■ **Prompt**
Search the material below for the word "plants". Copy every line that has it.

### Source material ###

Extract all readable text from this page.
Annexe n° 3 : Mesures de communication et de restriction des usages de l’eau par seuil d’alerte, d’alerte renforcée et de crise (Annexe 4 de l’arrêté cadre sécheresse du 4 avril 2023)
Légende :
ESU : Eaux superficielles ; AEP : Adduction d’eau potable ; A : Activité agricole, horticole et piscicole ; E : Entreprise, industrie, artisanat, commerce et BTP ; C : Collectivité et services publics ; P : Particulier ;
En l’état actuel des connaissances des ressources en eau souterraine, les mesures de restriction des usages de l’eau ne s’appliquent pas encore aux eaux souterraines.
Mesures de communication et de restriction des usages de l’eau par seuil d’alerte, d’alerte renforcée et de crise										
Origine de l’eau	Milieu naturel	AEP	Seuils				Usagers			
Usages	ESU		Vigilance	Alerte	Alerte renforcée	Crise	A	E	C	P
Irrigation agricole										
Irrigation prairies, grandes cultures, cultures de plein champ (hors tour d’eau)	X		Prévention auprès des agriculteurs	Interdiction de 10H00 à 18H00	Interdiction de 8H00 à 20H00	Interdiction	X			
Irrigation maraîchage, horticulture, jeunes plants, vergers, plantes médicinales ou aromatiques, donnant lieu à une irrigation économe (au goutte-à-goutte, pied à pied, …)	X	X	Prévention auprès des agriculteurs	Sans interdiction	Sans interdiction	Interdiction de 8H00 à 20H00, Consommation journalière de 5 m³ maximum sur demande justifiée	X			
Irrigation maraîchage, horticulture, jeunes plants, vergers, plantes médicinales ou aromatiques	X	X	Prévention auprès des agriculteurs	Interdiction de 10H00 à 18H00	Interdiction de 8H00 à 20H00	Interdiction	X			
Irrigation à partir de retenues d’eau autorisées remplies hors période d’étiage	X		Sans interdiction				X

###
### Source material ###

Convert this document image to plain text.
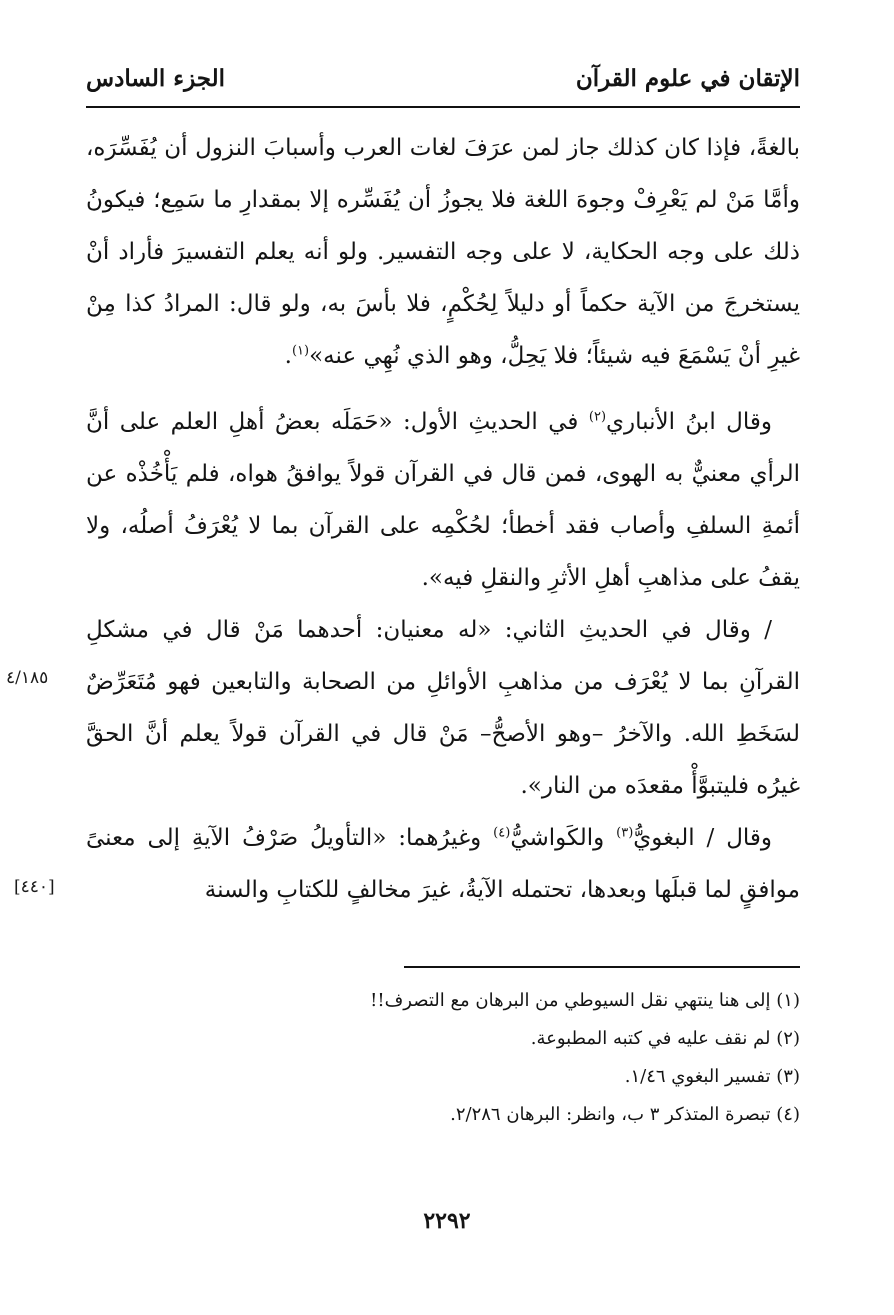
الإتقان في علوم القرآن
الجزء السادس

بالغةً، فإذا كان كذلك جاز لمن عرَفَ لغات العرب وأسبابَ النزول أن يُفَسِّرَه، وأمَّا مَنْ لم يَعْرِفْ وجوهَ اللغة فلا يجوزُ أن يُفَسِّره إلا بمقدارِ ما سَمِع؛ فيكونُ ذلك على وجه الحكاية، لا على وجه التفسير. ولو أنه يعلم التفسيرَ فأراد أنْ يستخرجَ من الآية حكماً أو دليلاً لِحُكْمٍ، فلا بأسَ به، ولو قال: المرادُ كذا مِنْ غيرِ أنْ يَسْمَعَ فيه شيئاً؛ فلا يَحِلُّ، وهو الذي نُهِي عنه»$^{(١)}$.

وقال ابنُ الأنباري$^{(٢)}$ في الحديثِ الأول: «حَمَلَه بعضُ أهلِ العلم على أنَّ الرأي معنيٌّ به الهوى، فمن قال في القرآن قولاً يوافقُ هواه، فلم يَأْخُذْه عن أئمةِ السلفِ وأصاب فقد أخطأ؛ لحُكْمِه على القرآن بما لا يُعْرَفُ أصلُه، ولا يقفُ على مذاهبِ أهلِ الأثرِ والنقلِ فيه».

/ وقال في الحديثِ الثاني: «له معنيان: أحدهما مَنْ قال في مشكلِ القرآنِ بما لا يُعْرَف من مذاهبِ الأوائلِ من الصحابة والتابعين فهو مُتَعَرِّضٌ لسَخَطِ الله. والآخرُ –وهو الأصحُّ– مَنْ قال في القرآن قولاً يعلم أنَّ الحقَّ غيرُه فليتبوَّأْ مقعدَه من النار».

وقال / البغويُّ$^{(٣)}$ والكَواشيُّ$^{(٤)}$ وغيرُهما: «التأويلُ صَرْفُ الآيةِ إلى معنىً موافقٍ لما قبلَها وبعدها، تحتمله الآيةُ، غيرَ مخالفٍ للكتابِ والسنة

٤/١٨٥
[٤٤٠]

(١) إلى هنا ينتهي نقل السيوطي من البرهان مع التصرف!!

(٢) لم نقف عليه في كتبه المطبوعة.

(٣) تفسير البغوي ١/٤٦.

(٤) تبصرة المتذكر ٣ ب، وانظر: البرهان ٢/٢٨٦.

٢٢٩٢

###
### Source material ###

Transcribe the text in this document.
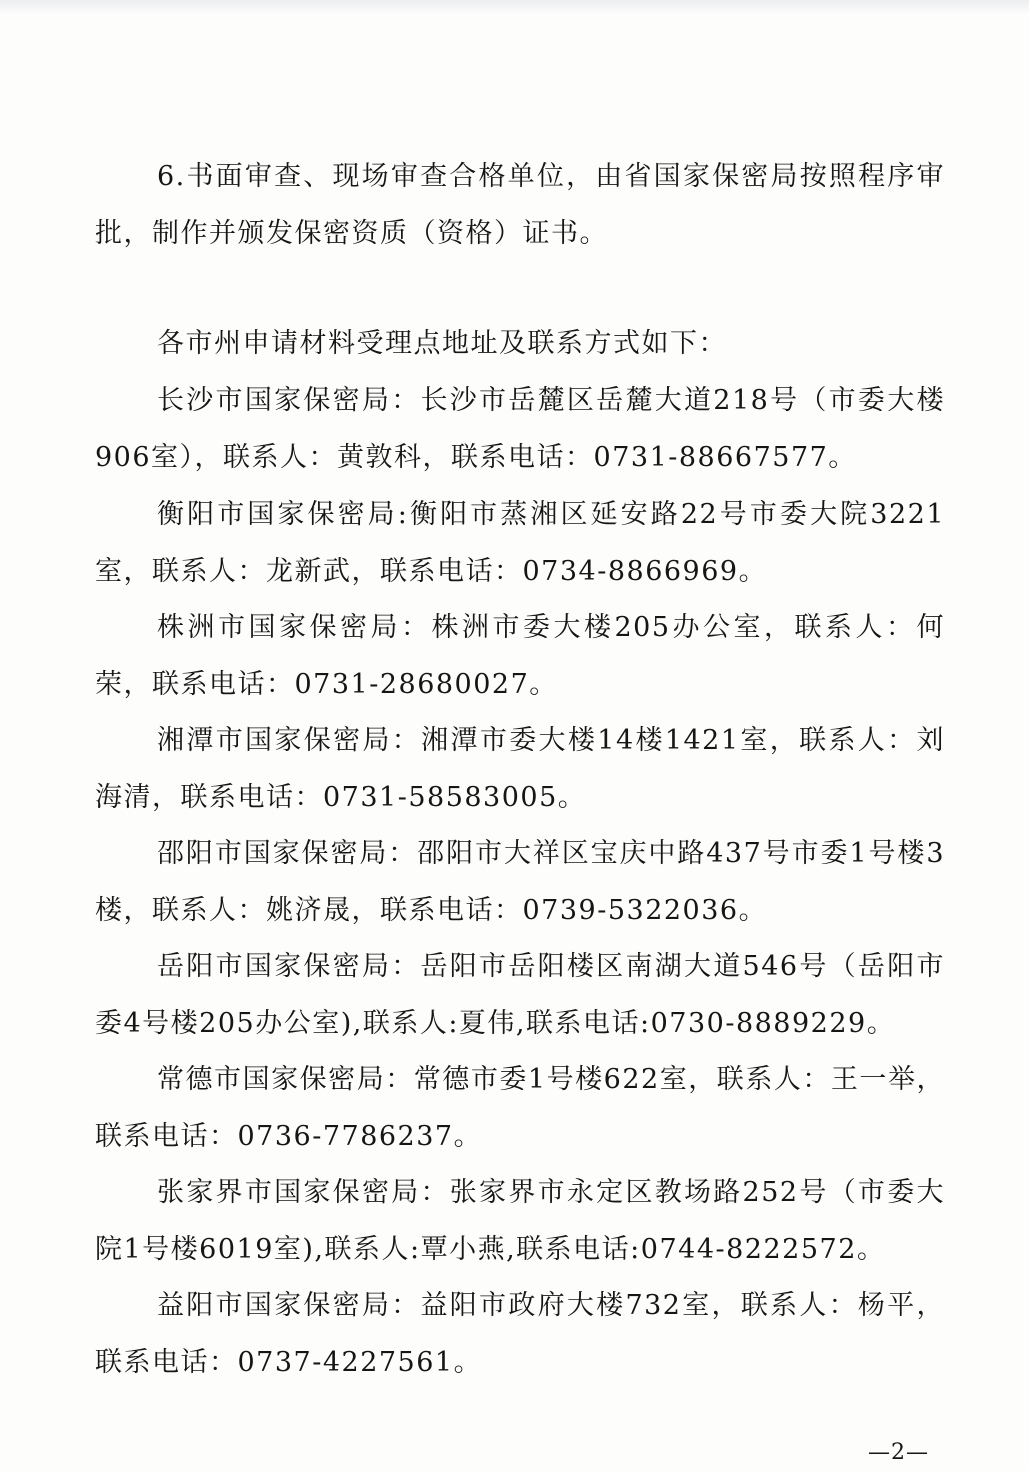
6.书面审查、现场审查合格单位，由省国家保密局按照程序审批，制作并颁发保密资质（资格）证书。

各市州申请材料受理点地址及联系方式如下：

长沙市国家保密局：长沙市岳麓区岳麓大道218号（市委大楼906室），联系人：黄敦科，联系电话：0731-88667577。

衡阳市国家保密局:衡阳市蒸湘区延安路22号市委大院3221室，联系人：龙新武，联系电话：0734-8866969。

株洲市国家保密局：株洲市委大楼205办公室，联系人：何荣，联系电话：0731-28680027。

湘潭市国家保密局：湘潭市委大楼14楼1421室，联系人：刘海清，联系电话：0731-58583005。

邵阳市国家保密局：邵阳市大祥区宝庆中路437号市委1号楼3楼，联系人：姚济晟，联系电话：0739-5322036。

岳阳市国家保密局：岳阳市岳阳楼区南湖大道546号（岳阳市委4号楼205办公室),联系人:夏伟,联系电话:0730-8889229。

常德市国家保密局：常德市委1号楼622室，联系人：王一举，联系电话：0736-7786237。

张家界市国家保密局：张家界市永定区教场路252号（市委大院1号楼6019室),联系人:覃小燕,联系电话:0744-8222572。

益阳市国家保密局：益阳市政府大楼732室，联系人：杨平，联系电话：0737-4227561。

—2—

###

■ **Result below**
Irrigation maraîchage, horticulture, jeunes plants, vergers, plantes médicinales ou aromatiques, donnant lieu à une irrigation économe (au goutte-à-goutte, pied à pied, …)	X	X	Prévention auprès des agriculteurs	Sans interdiction	Sans interdiction	Interdiction de 8H00 à 20H00, Consommation journalière de 5 m³ maximum sur demande justifiée	X			
Irrigation maraîchage, horticulture, jeunes plants, vergers, plantes médicinales ou aromatiques	X	X	Prévention auprès des agriculteurs	Interdiction de 10H00 à 18H00	Interdiction de 8H00 à 20H00	Interdiction	X			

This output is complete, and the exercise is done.